:: RECORDS FOR THE EXERCISE ::

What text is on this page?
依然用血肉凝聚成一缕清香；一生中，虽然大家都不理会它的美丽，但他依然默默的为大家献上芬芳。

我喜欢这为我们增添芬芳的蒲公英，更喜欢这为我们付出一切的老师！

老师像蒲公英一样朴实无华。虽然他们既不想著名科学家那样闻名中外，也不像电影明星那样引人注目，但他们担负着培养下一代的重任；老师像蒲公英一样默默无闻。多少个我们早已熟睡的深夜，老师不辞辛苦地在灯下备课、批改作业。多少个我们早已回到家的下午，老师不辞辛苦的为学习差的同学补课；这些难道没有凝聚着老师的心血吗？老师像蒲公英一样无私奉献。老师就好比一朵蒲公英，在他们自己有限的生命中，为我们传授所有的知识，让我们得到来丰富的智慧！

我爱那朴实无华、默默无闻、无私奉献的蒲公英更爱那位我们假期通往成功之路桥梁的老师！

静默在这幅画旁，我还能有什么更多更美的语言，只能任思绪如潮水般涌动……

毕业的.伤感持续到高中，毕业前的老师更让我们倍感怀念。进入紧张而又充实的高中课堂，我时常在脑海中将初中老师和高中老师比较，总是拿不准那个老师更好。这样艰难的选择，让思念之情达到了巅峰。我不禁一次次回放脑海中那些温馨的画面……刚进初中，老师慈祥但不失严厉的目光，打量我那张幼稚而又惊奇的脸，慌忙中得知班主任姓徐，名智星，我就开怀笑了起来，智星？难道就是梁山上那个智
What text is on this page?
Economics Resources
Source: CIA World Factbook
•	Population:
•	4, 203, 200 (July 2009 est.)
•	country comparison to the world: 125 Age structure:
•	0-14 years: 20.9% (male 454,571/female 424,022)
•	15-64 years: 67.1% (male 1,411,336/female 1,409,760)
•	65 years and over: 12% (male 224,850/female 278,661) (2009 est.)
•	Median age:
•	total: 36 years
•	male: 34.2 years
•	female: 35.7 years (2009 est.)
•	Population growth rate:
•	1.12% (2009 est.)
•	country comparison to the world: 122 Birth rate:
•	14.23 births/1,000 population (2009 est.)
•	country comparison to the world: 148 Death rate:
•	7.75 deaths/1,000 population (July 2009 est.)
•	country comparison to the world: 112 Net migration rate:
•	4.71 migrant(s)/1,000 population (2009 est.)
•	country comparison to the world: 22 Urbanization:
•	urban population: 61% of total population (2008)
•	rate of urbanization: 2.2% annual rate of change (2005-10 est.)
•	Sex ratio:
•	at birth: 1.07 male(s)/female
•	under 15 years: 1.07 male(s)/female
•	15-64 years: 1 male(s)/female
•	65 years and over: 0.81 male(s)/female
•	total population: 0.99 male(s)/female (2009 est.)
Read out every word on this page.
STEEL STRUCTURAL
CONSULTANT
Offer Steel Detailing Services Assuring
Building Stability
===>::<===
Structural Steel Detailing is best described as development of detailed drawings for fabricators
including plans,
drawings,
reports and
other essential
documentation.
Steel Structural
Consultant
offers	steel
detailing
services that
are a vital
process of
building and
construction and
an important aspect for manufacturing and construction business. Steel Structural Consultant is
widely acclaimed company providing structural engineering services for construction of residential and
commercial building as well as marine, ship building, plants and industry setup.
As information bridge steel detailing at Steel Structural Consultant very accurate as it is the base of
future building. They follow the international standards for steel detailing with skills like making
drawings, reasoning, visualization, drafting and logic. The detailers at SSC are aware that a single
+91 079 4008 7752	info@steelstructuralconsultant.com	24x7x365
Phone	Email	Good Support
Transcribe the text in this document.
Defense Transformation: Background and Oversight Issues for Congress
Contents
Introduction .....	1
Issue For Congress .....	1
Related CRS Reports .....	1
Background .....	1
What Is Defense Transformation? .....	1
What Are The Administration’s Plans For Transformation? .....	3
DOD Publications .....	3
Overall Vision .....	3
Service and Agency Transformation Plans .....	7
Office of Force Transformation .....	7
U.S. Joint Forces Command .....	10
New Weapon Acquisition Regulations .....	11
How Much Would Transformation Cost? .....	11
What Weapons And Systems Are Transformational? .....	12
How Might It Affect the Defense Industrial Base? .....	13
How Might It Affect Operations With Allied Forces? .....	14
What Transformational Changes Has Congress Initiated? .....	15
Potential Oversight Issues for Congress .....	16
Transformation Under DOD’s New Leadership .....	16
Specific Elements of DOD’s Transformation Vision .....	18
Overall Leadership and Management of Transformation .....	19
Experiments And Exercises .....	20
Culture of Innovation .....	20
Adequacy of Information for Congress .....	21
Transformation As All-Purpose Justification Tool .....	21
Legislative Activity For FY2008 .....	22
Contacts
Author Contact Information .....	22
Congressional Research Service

:::

Each line from the one containing "Transcribe the text in this document." to the end of the listing above should be copied exactly, and nothing else.

= COMPLETE ANSWER =
Transcribe the text in this document.
Defense Transformation: Background and Oversight Issues for Congress
Contents
Introduction .....	1
Issue For Congress .....	1
Related CRS Reports .....	1
Background .....	1
What Is Defense Transformation? .....	1
What Are The Administration’s Plans For Transformation? .....	3
DOD Publications .....	3
Overall Vision .....	3
Service and Agency Transformation Plans .....	7
Office of Force Transformation .....	7
U.S. Joint Forces Command .....	10
New Weapon Acquisition Regulations .....	11
How Much Would Transformation Cost? .....	11
What Weapons And Systems Are Transformational? .....	12
How Might It Affect the Defense Industrial Base? .....	13
How Might It Affect Operations With Allied Forces? .....	14
What Transformational Changes Has Congress Initiated? .....	15
Potential Oversight Issues for Congress .....	16
Transformation Under DOD’s New Leadership .....	16
Specific Elements of DOD’s Transformation Vision .....	18
Overall Leadership and Management of Transformation .....	19
Experiments And Exercises .....	20
Culture of Innovation .....	20
Adequacy of Information for Congress .....	21
Transformation As All-Purpose Justification Tool .....	21
Legislative Activity For FY2008 .....	22
Contacts
Author Contact Information .....	22
Congressional Research Service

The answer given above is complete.